### [GIVEN RECORDS]
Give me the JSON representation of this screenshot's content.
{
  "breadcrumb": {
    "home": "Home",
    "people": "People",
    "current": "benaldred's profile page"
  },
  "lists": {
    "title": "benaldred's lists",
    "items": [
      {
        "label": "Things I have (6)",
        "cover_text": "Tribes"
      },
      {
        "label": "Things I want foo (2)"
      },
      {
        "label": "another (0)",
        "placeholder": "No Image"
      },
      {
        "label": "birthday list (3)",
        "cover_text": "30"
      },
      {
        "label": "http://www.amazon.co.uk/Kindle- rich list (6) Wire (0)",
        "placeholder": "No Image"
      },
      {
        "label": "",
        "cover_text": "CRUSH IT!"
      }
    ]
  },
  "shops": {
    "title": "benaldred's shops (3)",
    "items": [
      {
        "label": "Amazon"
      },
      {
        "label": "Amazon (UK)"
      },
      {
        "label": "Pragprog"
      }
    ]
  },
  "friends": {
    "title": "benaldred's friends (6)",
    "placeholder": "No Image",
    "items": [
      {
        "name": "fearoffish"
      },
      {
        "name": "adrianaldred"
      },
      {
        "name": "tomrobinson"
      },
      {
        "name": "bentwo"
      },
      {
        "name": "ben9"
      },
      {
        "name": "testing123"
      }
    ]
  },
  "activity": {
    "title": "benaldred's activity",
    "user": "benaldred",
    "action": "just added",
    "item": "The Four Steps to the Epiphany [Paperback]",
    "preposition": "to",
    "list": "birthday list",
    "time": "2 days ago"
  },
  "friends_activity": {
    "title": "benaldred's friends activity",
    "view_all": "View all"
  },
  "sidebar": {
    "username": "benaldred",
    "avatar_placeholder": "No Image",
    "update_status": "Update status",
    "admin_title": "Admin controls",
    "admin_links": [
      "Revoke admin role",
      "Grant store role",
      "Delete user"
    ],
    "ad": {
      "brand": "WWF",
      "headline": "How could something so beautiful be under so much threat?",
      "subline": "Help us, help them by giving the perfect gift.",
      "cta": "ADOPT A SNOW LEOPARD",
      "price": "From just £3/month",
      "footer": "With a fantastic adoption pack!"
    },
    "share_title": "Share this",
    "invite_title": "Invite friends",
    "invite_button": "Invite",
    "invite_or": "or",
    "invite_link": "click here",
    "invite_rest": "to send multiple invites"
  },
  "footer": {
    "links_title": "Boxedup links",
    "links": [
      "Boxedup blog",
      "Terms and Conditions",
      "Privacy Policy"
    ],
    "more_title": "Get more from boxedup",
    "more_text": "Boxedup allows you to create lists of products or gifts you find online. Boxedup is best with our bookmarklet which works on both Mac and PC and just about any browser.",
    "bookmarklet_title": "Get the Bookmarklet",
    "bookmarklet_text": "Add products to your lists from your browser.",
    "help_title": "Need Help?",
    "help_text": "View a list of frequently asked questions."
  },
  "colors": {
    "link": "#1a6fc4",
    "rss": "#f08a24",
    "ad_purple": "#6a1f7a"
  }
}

### [DIRECTIVE]
Using the records above, pull out each line where the word "Image" occurs.

### [RESPONSE BELOW]
        "placeholder": "No Image"
        "placeholder": "No Image"
    "placeholder": "No Image",
    "avatar_placeholder": "No Image",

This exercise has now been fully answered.